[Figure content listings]

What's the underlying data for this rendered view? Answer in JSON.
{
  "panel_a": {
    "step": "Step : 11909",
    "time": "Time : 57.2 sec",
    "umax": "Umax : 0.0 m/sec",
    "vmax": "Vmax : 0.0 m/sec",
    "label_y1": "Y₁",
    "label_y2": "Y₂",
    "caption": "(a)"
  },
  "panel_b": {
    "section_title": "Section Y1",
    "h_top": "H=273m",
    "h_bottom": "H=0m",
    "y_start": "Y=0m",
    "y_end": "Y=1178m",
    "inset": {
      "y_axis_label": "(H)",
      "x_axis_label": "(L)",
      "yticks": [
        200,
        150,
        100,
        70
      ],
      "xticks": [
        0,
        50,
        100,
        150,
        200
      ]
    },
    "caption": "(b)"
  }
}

WHAT THE TASK REQUIRES
Each record above should be restated word for word.

WORKED ANSWER
What's the underlying data for this rendered view? Answer in JSON.
{
  "panel_a": {
    "step": "Step : 11909",
    "time": "Time : 57.2 sec",
    "umax": "Umax : 0.0 m/sec",
    "vmax": "Vmax : 0.0 m/sec",
    "label_y1": "Y₁",
    "label_y2": "Y₂",
    "caption": "(a)"
  },
  "panel_b": {
    "section_title": "Section Y1",
    "h_top": "H=273m",
    "h_bottom": "H=0m",
    "y_start": "Y=0m",
    "y_end": "Y=1178m",
    "inset": {
      "y_axis_label": "(H)",
      "x_axis_label": "(L)",
      "yticks": [
        200,
        150,
        100,
        70
      ],
      "xticks": [
        0,
        50,
        100,
        150,
        200
      ]
    },
    "caption": "(b)"
  }
}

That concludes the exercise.